● **GIVEN PROBLEM**: Go through the listing and set it down exactly, leaving out its pictures.

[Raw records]
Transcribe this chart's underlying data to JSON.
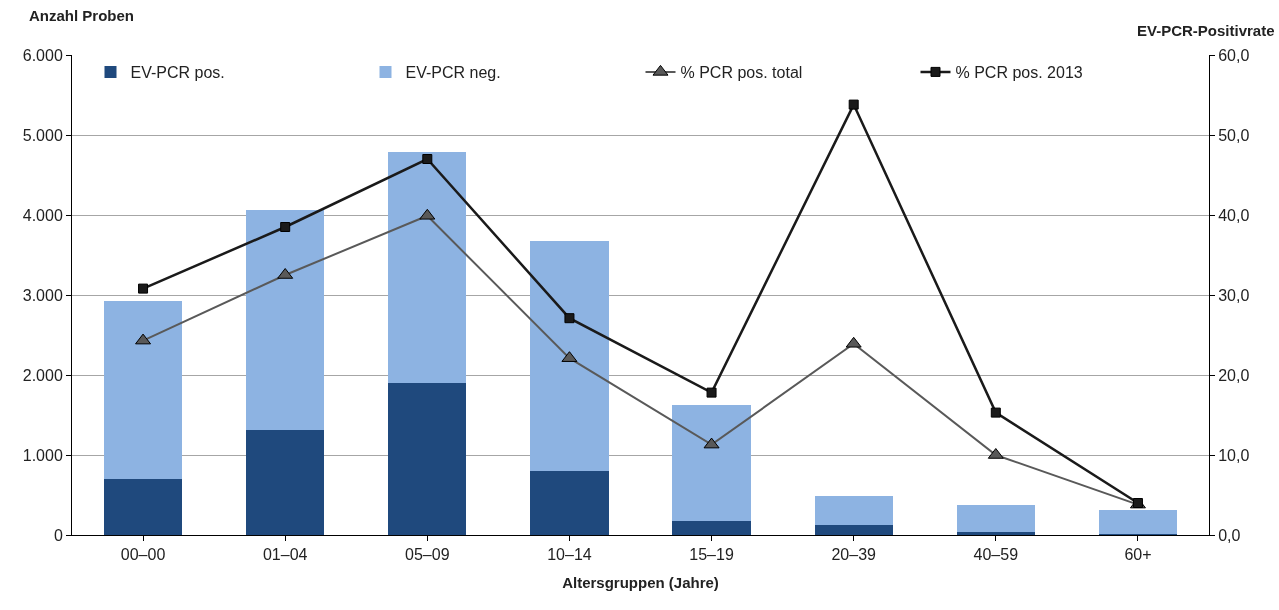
{
  "chart_data": {
    "type": "bar",
    "stacked": true,
    "xlabel": "Altersgruppen (Jahre)",
    "ylabel": "Anzahl Proben",
    "y2label": "EV-PCR-Positivrate",
    "categories": [
      "00–00",
      "01–04",
      "05–09",
      "10–14",
      "15–19",
      "20–39",
      "40–59",
      "60+"
    ],
    "series": [
      {
        "name": "EV-PCR pos.",
        "color": "#1f497d",
        "values": [
          700,
          1310,
          1900,
          800,
          180,
          120,
          40,
          10
        ]
      },
      {
        "name": "EV-PCR neg.",
        "color": "#8db3e2",
        "values": [
          2220,
          2750,
          2890,
          2880,
          1440,
          370,
          330,
          300
        ]
      },
      {
        "name": "% PCR pos. total",
        "type": "line",
        "axis": "y2",
        "marker": "triangle",
        "color": "#595959",
        "values": [
          24.3,
          32.5,
          39.9,
          22.1,
          11.3,
          23.9,
          10.0,
          3.8
        ]
      },
      {
        "name": "% PCR pos. 2013",
        "type": "line",
        "axis": "y2",
        "marker": "square",
        "color": "#1a1a1a",
        "values": [
          30.8,
          38.5,
          47.0,
          27.1,
          17.8,
          53.8,
          15.3,
          4.0
        ]
      }
    ],
    "ylim": [
      0,
      6000
    ],
    "yticks": [
      {
        "value": 0,
        "label": "0"
      },
      {
        "value": 1000,
        "label": "1.000"
      },
      {
        "value": 2000,
        "label": "2.000"
      },
      {
        "value": 3000,
        "label": "3.000"
      },
      {
        "value": 4000,
        "label": "4.000"
      },
      {
        "value": 5000,
        "label": "5.000"
      },
      {
        "value": 6000,
        "label": "6.000"
      }
    ],
    "y2lim": [
      0,
      60
    ],
    "y2ticks": [
      {
        "value": 0,
        "label": "0,0"
      },
      {
        "value": 10,
        "label": "10,0"
      },
      {
        "value": 20,
        "label": "20,0"
      },
      {
        "value": 30,
        "label": "30,0"
      },
      {
        "value": 40,
        "label": "40,0"
      },
      {
        "value": 50,
        "label": "50,0"
      },
      {
        "value": 60,
        "label": "60,0"
      }
    ],
    "grid": "y",
    "legend": "top"
  }
}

● **ANSWER TO THE TASK**:
Transcribe this chart's underlying data to JSON.
{
  "chart_data": {
    "type": "bar",
    "stacked": true,
    "xlabel": "Altersgruppen (Jahre)",
    "ylabel": "Anzahl Proben",
    "y2label": "EV-PCR-Positivrate",
    "categories": [
      "00–00",
      "01–04",
      "05–09",
      "10–14",
      "15–19",
      "20–39",
      "40–59",
      "60+"
    ],
    "series": [
      {
        "name": "EV-PCR pos.",
        "color": "#1f497d",
        "values": [
          700,
          1310,
          1900,
          800,
          180,
          120,
          40,
          10
        ]
      },
      {
        "name": "EV-PCR neg.",
        "color": "#8db3e2",
        "values": [
          2220,
          2750,
          2890,
          2880,
          1440,
          370,
          330,
          300
        ]
      },
      {
        "name": "% PCR pos. total",
        "type": "line",
        "axis": "y2",
        "marker": "triangle",
        "color": "#595959",
        "values": [
          24.3,
          32.5,
          39.9,
          22.1,
          11.3,
          23.9,
          10.0,
          3.8
        ]
      },
      {
        "name": "% PCR pos. 2013",
        "type": "line",
        "axis": "y2",
        "marker": "square",
        "color": "#1a1a1a",
        "values": [
          30.8,
          38.5,
          47.0,
          27.1,
          17.8,
          53.8,
          15.3,
          4.0
        ]
      }
    ],
    "ylim": [
      0,
      6000
    ],
    "yticks": [
      {
        "value": 0,
        "label": "0"
      },
      {
        "value": 1000,
        "label": "1.000"
      },
      {
        "value": 2000,
        "label": "2.000"
      },
      {
        "value": 3000,
        "label": "3.000"
      },
      {
        "value": 4000,
        "label": "4.000"
      },
      {
        "value": 5000,
        "label": "5.000"
      },
      {
        "value": 6000,
        "label": "6.000"
      }
    ],
    "y2lim": [
      0,
      60
    ],
    "y2ticks": [
      {
        "value": 0,
        "label": "0,0"
      },
      {
        "value": 10,
        "label": "10,0"
      },
      {
        "value": 20,
        "label": "20,0"
      },
      {
        "value": 30,
        "label": "30,0"
      },
      {
        "value": 40,
        "label": "40,0"
      },
      {
        "value": 50,
        "label": "50,0"
      },
      {
        "value": 60,
        "label": "60,0"
      }
    ],
    "grid": "y",
    "legend": "top"
  }
}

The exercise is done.